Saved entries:
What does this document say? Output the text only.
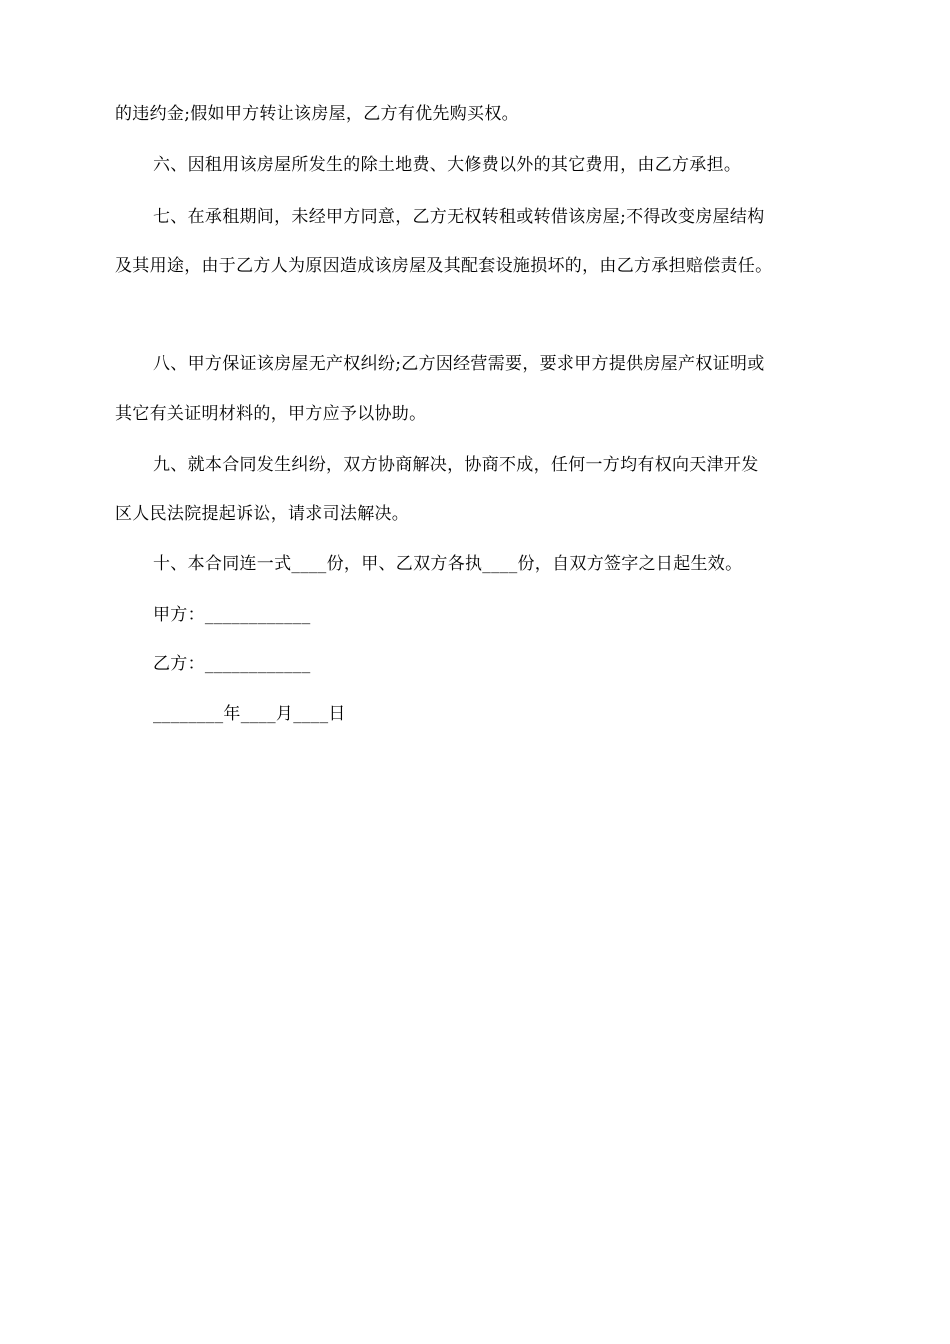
的违约金;假如甲方转让该房屋，乙方有优先购买权。
六、因租用该房屋所发生的除土地费、大修费以外的其它费用，由乙方承担。
七、在承租期间，未经甲方同意，乙方无权转租或转借该房屋;不得改变房屋结构
及其用途，由于乙方人为原因造成该房屋及其配套设施损坏的，由乙方承担赔偿责任。
八、甲方保证该房屋无产权纠纷;乙方因经营需要，要求甲方提供房屋产权证明或
其它有关证明材料的，甲方应予以协助。
九、就本合同发生纠纷，双方协商解决，协商不成，任何一方均有权向天津开发
区人民法院提起诉讼，请求司法解决。
十、本合同连一式____份，甲、乙双方各执____份，自双方签字之日起生效。
甲方：____________
乙方：____________
________年____月____日
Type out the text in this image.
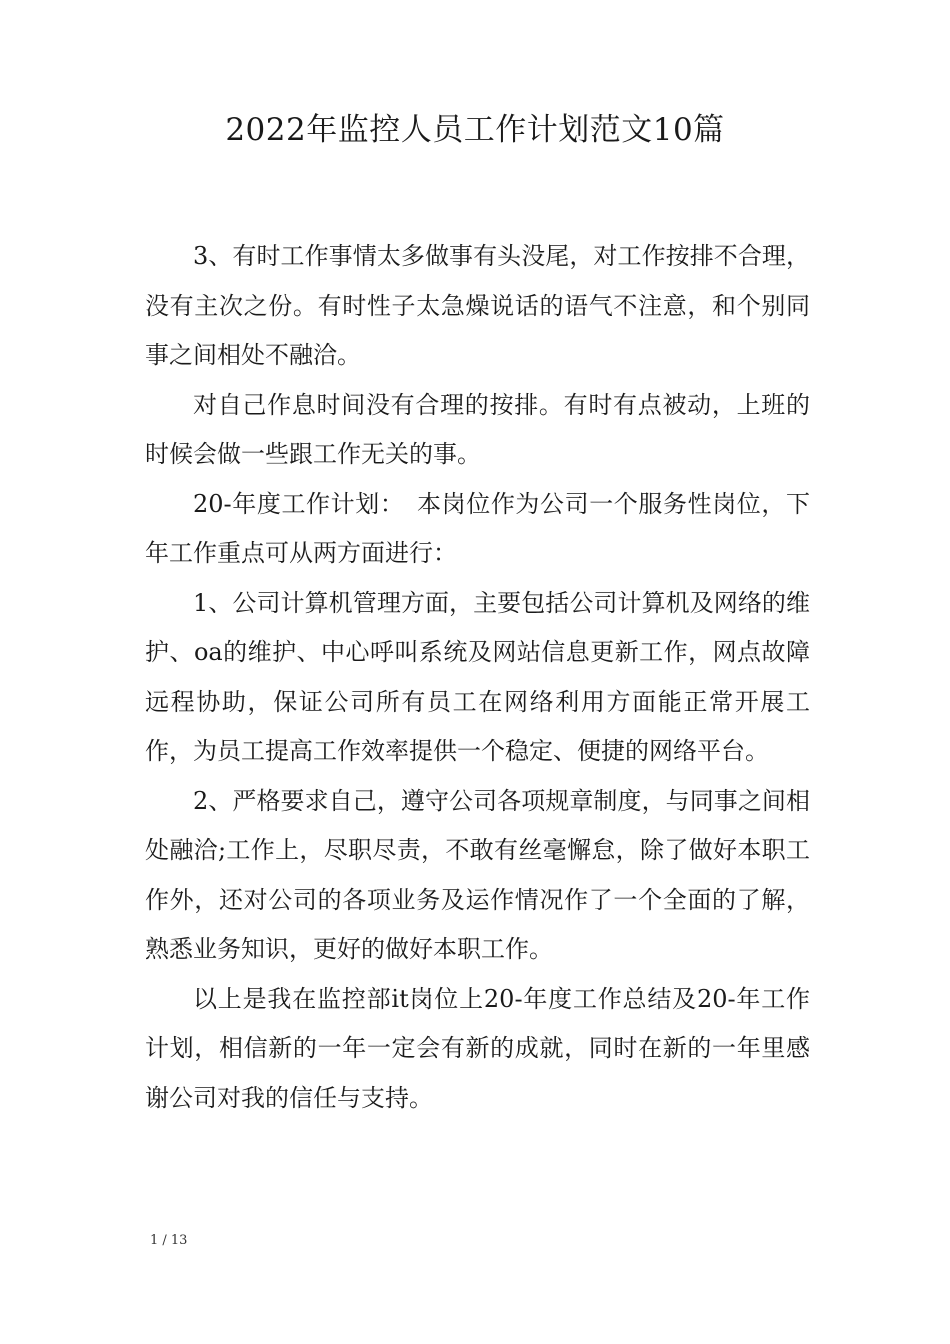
2022年监控人员工作计划范文10篇

3、有时工作事情太多做事有头没尾，对工作按排不合理，没有主次之份。有时性子太急燥说话的语气不注意，和个别同事之间相处不融洽。

对自己作息时间没有合理的按排。有时有点被动，上班的时候会做一些跟工作无关的事。

20-年度工作计划：　本岗位作为公司一个服务性岗位，下年工作重点可从两方面进行：

1、公司计算机管理方面，主要包括公司计算机及网络的维护、oa的维护、中心呼叫系统及网站信息更新工作，网点故障远程协助，保证公司所有员工在网络利用方面能正常开展工作，为员工提高工作效率提供一个稳定、便捷的网络平台。

2、严格要求自己，遵守公司各项规章制度，与同事之间相处融洽;工作上，尽职尽责，不敢有丝毫懈怠，除了做好本职工作外，还对公司的各项业务及运作情况作了一个全面的了解，熟悉业务知识，更好的做好本职工作。

以上是我在监控部it岗位上20-年度工作总结及20-年工作计划，相信新的一年一定会有新的成就，同时在新的一年里感谢公司对我的信任与支持。

1 / 13
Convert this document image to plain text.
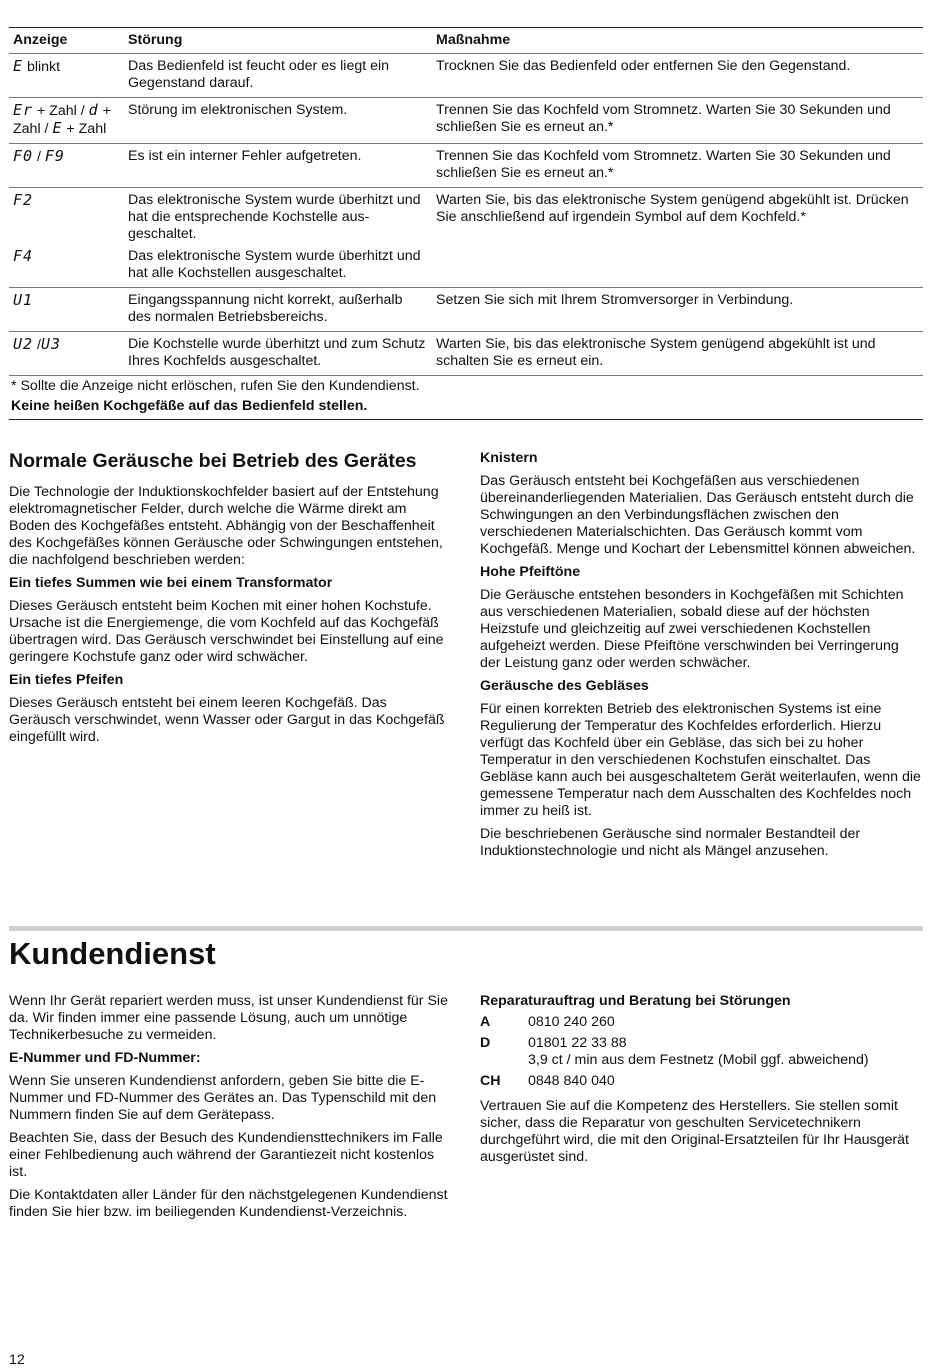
Anzeige	Störung	Maßnahme
E blinkt	Das Bedienfeld ist feucht oder es liegt ein Gegenstand darauf.	Trocknen Sie das Bedienfeld oder entfernen Sie den Gegenstand.
Er + Zahl / d + Zahl / E + Zahl	Störung im elektronischen System.	Trennen Sie das Kochfeld vom Stromnetz. Warten Sie 30 Sekunden und schließen Sie es erneut an.*
F0 / F9	Es ist ein interner Fehler aufgetreten.	Trennen Sie das Kochfeld vom Stromnetz. Warten Sie 30 Sekunden und schließen Sie es erneut an.*
F2	Das elektronische System wurde überhitzt und hat die entsprechende Kochstelle ausgeschaltet.	Warten Sie, bis das elektronische System genügend abgekühlt ist. Drücken Sie anschließend auf irgendein Symbol auf dem Kochfeld.*
F4	Das elektronische System wurde überhitzt und hat alle Kochstellen ausgeschaltet.	
U1	Eingangsspannung nicht korrekt, außerhalb des normalen Betriebsbereichs.	Setzen Sie sich mit Ihrem Stromversorger in Verbindung.
U2 /U3	Die Kochstelle wurde überhitzt und zum Schutz Ihres Kochfelds ausgeschaltet.	Warten Sie, bis das elektronische System genügend abgekühlt ist und schalten Sie es erneut ein.
* Sollte die Anzeige nicht erlöschen, rufen Sie den Kundendienst.
Keine heißen Kochgefäße auf das Bedienfeld stellen.
Normale Geräusche bei Betrieb des Gerätes

Die Technologie der Induktionskochfelder basiert auf der Entstehung elektromagnetischer Felder, durch welche die Wärme direkt am Boden des Kochgefäßes entsteht. Abhängig von der Beschaffenheit des Kochgefäßes können Geräusche oder Schwingungen entstehen, die nachfolgend beschrieben werden:

Ein tiefes Summen wie bei einem Transformator

Dieses Geräusch entsteht beim Kochen mit einer hohen Kochstufe. Ursache ist die Energiemenge, die vom Kochfeld auf das Kochgefäß übertragen wird. Das Geräusch verschwindet bei Einstellung auf eine geringere Kochstufe ganz oder wird schwächer.

Ein tiefes Pfeifen

Dieses Geräusch entsteht bei einem leeren Kochgefäß. Das Geräusch verschwindet, wenn Wasser oder Gargut in das Kochgefäß eingefüllt wird.

Knistern

Das Geräusch entsteht bei Kochgefäßen aus verschiedenen übereinanderliegenden Materialien. Das Geräusch entsteht durch die Schwingungen an den Verbindungsflächen zwischen den verschiedenen Materialschichten. Das Geräusch kommt vom Kochgefäß. Menge und Kochart der Lebensmittel können abweichen.

Hohe Pfeiftöne

Die Geräusche entstehen besonders in Kochgefäßen mit Schichten aus verschiedenen Materialien, sobald diese auf der höchsten Heizstufe und gleichzeitig auf zwei verschiedenen Kochstellen aufgeheizt werden. Diese Pfeiftöne verschwinden bei Verringerung der Leistung ganz oder werden schwächer.

Geräusche des Gebläses

Für einen korrekten Betrieb des elektronischen Systems ist eine Regulierung der Temperatur des Kochfeldes erforderlich. Hierzu verfügt das Kochfeld über ein Gebläse, das sich bei zu hoher Temperatur in den verschiedenen Kochstufen einschaltet. Das Gebläse kann auch bei ausgeschaltetem Gerät weiterlaufen, wenn die gemessene Temperatur nach dem Ausschalten des Kochfeldes noch immer zu heiß ist.

Die beschriebenen Geräusche sind normaler Bestandteil der Induktionstechnologie und nicht als Mängel anzusehen.

Kundendienst

Wenn Ihr Gerät repariert werden muss, ist unser Kundendienst für Sie da. Wir finden immer eine passende Lösung, auch um unnötige Technikerbesuche zu vermeiden.

E-Nummer und FD-Nummer:

Wenn Sie unseren Kundendienst anfordern, geben Sie bitte die E-Nummer und FD-Nummer des Gerätes an. Das Typenschild mit den Nummern finden Sie auf dem Gerätepass.

Beachten Sie, dass der Besuch des Kundendiensttechnikers im Falle einer Fehlbedienung auch während der Garantiezeit nicht kostenlos ist.

Die Kontaktdaten aller Länder für den nächstgelegenen Kundendienst finden Sie hier bzw. im beiliegenden Kundendienst-Verzeichnis.

Reparaturauftrag und Beratung bei Störungen
A	0810 240 260
D	01801 22 33 88
3,9 ct / min aus dem Festnetz (Mobil ggf. abweichend)
CH	0848 840 040

Vertrauen Sie auf die Kompetenz des Herstellers. Sie stellen somit sicher, dass die Reparatur von geschulten Servicetechnikern durchgeführt wird, die mit den Original-Ersatzteilen für Ihr Hausgerät ausgerüstet sind.

12
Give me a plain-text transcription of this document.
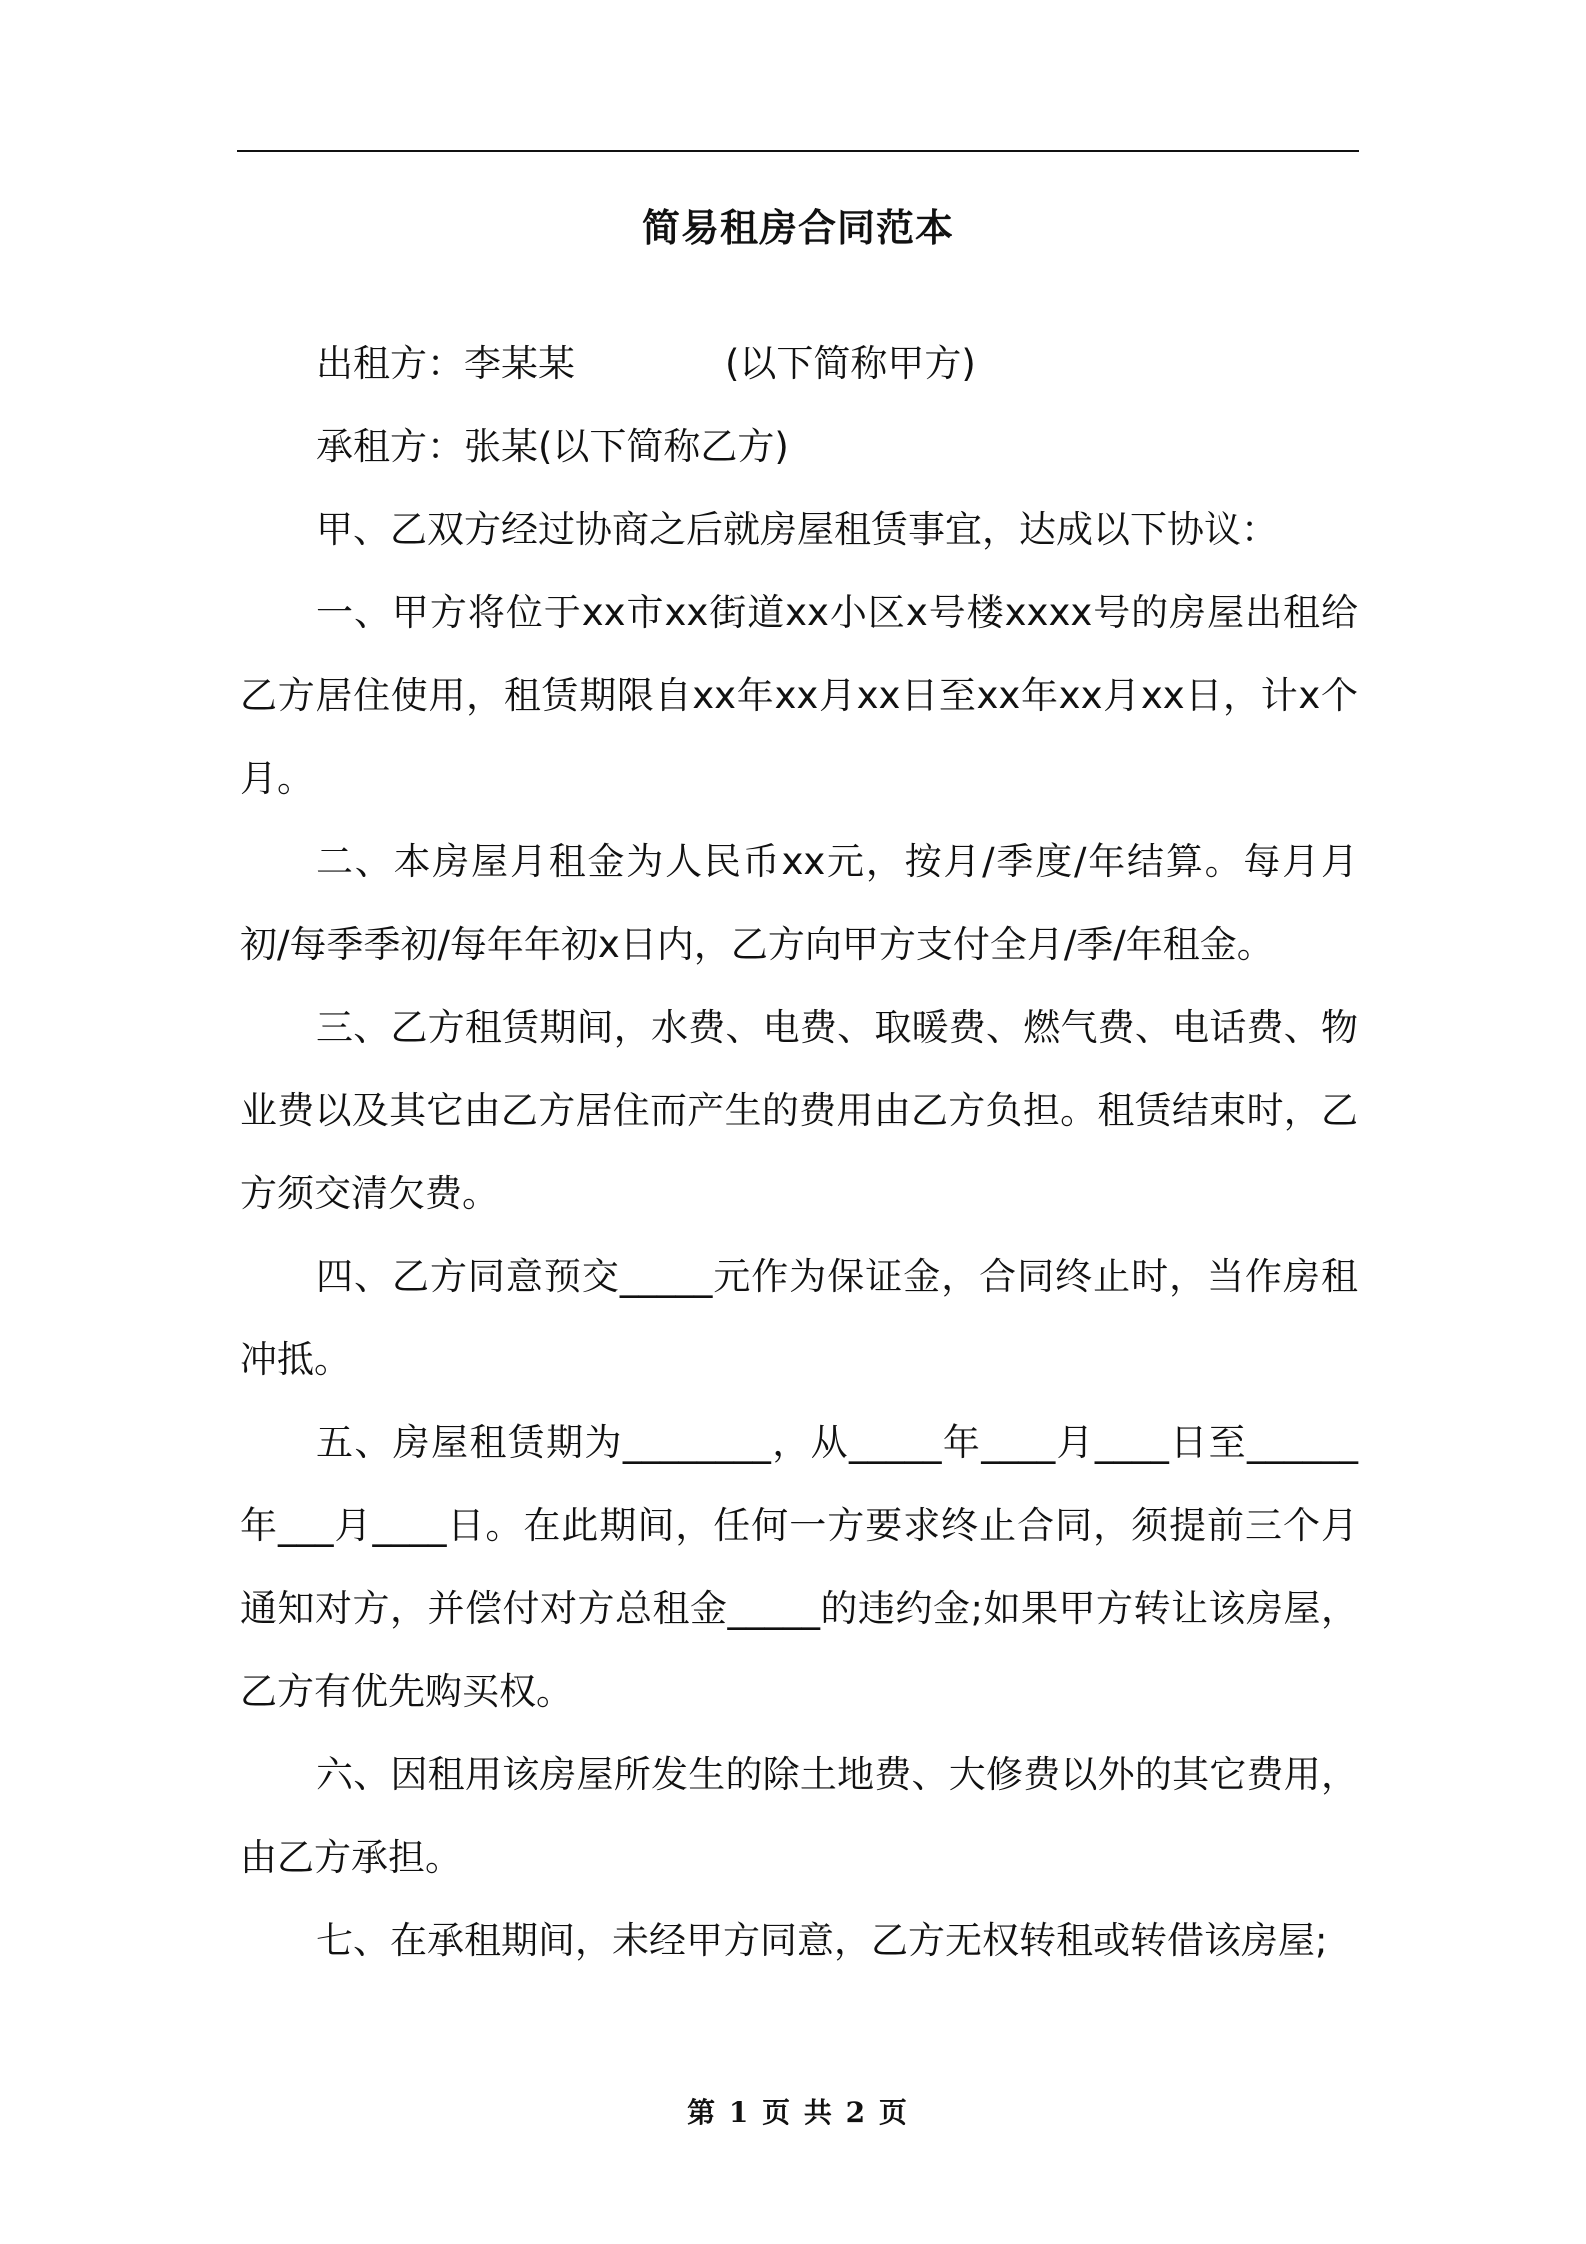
简易租房合同范本

出租方：李某某	(以下简称甲方)

承租方：张某(以下简称乙方)

甲、乙双方经过协商之后就房屋租赁事宜，达成以下协议：

一、甲方将位于xx市xx街道xx小区x号楼xxxx号的房屋出租给乙方居住使用，租赁期限自xx年xx月xx日至xx年xx月xx日，计x个月。

二、本房屋月租金为人民币xx元，按月/季度/年结算。每月月初/每季季初/每年年初x日内，乙方向甲方支付全月/季/年租金。

三、乙方租赁期间，水费、电费、取暖费、燃气费、电话费、物业费以及其它由乙方居住而产生的费用由乙方负担。租赁结束时，乙方须交清欠费。

四、乙方同意预交_____元作为保证金，合同终止时，当作房租冲抵。

五、房屋租赁期为________，从_____年____月____日至______年___月____日。在此期间，任何一方要求终止合同，须提前三个月通知对方，并偿付对方总租金_____的违约金;如果甲方转让该房屋，乙方有优先购买权。

六、因租用该房屋所发生的除土地费、大修费以外的其它费用，由乙方承担。

七、在承租期间，未经甲方同意，乙方无权转租或转借该房屋;

第 1 页 共 2 页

_YOUR TASK_
From the listing, copy each line containing the word "auch".

_TASK RESPONSE_
Für einen korrekten Betrieb des elektronischen Systems ist eine Regulierung der Temperatur des Kochfeldes erforderlich. Hierzu verfügt das Kochfeld über ein Gebläse, das sich bei zu hoher Temperatur in den verschiedenen Kochstufen einschaltet. Das Gebläse kann auch bei ausgeschaltetem Gerät weiterlaufen, wenn die gemessene Temperatur nach dem Ausschalten des Kochfeldes noch immer zu heiß ist.
Wenn Ihr Gerät repariert werden muss, ist unser Kundendienst für Sie da. Wir finden immer eine passende Lösung, auch um unnötige Technikerbesuche zu vermeiden.
Beachten Sie, dass der Besuch des Kundendiensttechnikers im Falle einer Fehlbedienung auch während der Garantiezeit nicht kostenlos ist.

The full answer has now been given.